═══ Fragmento del documento ═══
El poder de compra mostró una mejora frente a alimentos esenciales, como el aceite de girasol, la yerba mate, la leche, el asado, los huevos y el pan, entre marzo de 2024 y junio de 2025.
CONINAGRO publicó su informe “Del sueldo al plato: ¿cuánto rinde el salario?”, en el que analiza la evolución del poder de compra de los trabajadores, en función del indicador RIPTE (Remuneración Imponible Promedio de los Trabajadores Estables) relevado por el Ministerio de Capital Humano. Con el foco puesto en seis alimentos de la canasta básica, el salario marcó una recuperación del poder adquisitivo en términos reales, pero el productor sigue con los margenes en baja.
Según el último reporte, los salarios registraron una mejora interanual del 57,3% entre junio de 2024 y junio de 2025, superando ampliamente la inflación interanual, que fue del 39,4%. Esta diferencia refleja una mejora real del salario del 12,8% y una recuperación acumulada del 25,8% respecto del punto más bajo registrado en marzo de 2024.
═══ Datos almacenados ═══
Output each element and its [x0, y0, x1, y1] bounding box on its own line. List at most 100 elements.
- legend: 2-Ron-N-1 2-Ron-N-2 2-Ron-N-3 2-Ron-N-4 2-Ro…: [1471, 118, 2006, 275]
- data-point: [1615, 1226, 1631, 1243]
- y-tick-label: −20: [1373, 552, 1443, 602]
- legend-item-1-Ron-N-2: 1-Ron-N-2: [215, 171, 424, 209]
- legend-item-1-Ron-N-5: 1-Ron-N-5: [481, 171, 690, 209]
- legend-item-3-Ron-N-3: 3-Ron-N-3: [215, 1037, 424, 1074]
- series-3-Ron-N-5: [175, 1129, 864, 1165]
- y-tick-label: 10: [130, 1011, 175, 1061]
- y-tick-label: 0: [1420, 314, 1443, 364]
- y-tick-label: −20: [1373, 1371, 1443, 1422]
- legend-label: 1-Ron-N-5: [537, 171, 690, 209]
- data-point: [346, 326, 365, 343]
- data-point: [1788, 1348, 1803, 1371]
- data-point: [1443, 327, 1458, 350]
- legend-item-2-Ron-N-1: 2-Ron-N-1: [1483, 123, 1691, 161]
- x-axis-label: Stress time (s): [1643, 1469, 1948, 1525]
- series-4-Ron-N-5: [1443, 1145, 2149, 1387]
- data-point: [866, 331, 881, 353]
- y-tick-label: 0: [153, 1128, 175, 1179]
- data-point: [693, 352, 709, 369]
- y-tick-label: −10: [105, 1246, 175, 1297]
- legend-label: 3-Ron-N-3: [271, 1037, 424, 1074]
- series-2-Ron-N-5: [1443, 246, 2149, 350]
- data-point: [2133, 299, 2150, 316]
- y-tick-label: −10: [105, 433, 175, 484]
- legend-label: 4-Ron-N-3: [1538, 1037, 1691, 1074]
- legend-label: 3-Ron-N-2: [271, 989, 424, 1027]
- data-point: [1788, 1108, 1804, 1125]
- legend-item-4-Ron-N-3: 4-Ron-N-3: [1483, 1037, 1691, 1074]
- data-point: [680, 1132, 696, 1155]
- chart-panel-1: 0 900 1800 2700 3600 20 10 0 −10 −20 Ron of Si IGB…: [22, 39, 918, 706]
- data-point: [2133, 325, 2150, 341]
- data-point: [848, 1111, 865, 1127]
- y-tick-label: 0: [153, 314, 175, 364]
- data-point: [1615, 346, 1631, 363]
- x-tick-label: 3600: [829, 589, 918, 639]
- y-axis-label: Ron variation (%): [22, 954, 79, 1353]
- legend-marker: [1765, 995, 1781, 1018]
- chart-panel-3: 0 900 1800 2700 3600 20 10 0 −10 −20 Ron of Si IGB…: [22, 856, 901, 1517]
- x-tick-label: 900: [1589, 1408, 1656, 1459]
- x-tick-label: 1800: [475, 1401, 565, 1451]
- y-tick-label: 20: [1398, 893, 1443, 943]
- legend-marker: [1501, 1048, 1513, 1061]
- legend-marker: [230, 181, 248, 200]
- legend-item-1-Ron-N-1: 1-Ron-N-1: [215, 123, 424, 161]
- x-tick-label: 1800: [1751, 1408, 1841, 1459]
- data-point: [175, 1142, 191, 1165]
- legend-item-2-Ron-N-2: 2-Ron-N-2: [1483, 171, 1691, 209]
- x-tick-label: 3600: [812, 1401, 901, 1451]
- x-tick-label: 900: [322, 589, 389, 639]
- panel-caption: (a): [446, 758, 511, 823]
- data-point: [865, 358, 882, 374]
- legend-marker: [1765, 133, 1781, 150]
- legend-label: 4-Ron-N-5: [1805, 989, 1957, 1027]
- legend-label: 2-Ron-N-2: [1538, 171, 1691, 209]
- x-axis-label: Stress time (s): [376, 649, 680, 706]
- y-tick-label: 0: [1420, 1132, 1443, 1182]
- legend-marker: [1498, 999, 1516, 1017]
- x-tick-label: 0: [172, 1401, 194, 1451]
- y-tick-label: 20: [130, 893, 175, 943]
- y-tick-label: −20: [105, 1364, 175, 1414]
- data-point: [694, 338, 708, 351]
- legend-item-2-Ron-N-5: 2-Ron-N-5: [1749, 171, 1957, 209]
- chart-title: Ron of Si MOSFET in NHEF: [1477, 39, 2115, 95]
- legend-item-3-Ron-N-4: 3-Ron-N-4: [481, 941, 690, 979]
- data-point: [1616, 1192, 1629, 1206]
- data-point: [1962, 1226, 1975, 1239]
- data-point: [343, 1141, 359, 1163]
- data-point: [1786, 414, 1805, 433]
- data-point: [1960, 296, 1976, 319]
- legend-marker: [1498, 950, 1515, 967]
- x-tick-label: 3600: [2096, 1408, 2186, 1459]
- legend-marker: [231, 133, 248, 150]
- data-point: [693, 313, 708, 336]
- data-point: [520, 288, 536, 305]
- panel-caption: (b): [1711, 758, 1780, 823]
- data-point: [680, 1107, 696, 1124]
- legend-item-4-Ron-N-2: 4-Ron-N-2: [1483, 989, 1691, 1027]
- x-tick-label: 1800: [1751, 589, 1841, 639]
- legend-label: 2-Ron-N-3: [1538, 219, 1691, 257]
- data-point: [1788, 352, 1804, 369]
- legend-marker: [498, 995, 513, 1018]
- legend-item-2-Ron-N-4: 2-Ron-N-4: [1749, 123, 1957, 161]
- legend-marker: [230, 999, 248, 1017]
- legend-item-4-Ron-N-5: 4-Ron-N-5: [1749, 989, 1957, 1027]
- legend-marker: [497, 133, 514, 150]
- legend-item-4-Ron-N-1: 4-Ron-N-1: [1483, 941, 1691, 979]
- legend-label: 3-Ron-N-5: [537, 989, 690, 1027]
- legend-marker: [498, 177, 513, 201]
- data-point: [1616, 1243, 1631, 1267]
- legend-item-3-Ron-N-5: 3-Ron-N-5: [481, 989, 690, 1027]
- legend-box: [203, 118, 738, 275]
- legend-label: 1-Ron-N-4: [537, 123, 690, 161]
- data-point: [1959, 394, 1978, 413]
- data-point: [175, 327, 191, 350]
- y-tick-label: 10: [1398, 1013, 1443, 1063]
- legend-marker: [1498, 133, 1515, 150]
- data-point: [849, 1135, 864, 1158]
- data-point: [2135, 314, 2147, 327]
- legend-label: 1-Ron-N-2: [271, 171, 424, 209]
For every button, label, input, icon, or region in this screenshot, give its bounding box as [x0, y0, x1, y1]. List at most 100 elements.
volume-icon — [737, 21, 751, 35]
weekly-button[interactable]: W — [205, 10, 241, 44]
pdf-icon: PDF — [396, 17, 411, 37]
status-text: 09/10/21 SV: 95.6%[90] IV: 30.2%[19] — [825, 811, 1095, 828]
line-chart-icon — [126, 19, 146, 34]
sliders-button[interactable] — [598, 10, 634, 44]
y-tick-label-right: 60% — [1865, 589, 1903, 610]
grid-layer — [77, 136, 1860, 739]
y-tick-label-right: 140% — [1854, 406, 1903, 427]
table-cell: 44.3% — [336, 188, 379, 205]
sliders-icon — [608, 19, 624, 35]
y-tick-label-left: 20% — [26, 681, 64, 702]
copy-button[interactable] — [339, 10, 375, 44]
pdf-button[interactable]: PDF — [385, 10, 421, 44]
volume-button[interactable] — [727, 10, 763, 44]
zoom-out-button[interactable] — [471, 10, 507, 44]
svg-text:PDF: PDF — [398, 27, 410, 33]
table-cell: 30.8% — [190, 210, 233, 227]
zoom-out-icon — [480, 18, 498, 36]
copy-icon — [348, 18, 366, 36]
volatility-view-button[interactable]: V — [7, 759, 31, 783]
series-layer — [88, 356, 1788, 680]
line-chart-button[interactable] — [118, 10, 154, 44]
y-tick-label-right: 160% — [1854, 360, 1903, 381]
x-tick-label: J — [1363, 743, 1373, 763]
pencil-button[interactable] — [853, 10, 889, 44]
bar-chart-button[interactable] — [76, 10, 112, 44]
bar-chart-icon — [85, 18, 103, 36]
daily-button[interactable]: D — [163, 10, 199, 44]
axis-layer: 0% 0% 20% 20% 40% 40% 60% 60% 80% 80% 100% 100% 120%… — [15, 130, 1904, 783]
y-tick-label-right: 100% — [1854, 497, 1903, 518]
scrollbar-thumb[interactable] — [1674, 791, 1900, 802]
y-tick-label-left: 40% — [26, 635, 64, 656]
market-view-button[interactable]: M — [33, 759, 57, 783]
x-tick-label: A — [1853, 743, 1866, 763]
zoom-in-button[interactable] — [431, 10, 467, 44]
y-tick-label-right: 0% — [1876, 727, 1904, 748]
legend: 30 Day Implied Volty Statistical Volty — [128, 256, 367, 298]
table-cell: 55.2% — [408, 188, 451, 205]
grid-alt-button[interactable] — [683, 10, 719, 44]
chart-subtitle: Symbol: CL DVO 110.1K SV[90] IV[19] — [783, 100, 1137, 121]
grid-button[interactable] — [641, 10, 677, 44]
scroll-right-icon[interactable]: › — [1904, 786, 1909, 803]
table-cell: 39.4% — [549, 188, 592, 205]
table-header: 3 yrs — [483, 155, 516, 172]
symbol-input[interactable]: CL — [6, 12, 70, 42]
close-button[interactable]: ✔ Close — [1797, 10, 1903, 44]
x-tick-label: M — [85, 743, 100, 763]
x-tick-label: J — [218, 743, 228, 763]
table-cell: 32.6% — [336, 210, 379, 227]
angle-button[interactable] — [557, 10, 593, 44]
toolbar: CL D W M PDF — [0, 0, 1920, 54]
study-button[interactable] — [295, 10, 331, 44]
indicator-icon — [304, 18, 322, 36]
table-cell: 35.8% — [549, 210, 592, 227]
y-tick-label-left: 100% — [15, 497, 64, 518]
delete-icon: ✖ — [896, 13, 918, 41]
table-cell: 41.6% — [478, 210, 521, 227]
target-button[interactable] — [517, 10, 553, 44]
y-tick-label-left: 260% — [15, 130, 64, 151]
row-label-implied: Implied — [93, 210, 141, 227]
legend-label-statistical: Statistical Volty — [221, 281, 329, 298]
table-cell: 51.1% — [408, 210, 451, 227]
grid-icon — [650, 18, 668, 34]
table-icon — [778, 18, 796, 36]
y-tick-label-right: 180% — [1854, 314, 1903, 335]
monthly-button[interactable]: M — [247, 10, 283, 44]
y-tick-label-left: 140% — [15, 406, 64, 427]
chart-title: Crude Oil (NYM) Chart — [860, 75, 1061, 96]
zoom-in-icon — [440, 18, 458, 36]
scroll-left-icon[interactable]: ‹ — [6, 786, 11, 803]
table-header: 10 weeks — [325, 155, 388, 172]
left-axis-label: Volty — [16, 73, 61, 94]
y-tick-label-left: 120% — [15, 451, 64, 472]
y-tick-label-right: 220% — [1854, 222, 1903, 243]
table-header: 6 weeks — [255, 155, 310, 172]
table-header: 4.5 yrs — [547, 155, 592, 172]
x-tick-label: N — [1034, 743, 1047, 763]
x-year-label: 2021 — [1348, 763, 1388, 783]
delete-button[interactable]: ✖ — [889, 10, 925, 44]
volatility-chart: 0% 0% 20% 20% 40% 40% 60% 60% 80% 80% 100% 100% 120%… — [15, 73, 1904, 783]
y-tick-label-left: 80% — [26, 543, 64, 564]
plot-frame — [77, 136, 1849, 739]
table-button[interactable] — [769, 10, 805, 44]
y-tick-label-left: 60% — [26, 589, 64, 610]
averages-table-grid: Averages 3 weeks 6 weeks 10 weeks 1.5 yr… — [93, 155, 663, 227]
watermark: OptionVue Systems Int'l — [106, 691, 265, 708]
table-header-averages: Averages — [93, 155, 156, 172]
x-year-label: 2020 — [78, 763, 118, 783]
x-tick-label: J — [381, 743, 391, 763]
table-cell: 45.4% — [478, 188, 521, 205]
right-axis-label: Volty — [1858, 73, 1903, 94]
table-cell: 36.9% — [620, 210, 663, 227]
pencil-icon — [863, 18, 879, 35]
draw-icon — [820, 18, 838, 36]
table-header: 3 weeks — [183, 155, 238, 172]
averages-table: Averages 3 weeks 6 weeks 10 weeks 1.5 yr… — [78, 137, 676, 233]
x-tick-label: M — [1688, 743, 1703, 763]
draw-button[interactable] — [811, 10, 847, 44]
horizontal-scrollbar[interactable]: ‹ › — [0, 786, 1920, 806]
═══
▶ **Tarea a realizar**
Reproduzca de manera literal y completa el fragmento sobre el poder de compra del salario frente a los alimentos esenciales.

▶ **Respuesta a la tarea**
El poder de compra mostró una mejora frente a alimentos esenciales, como el aceite de girasol, la yerba mate, la leche, el asado, los huevos y el pan, entre marzo de 2024 y junio de 2025.
CONINAGRO publicó su informe “Del sueldo al plato: ¿cuánto rinde el salario?”, en el que analiza la evolución del poder de compra de los trabajadores, en función del indicador RIPTE (Remuneración Imponible Promedio de los Trabajadores Estables) relevado por el Ministerio de Capital Humano. Con el foco puesto en seis alimentos de la canasta básica, el salario marcó una recuperación del poder adquisitivo en términos reales, pero el productor sigue con los margenes en baja.
Según el último reporte, los salarios registraron una mejora interanual del 57,3% entre junio de 2024 y junio de 2025, superando ampliamente la inflación interanual, que fue del 39,4%. Esta diferencia refleja una mejora real del salario del 12,8% y una recuperación acumulada del 25,8% respecto del punto más bajo registrado en marzo de 2024.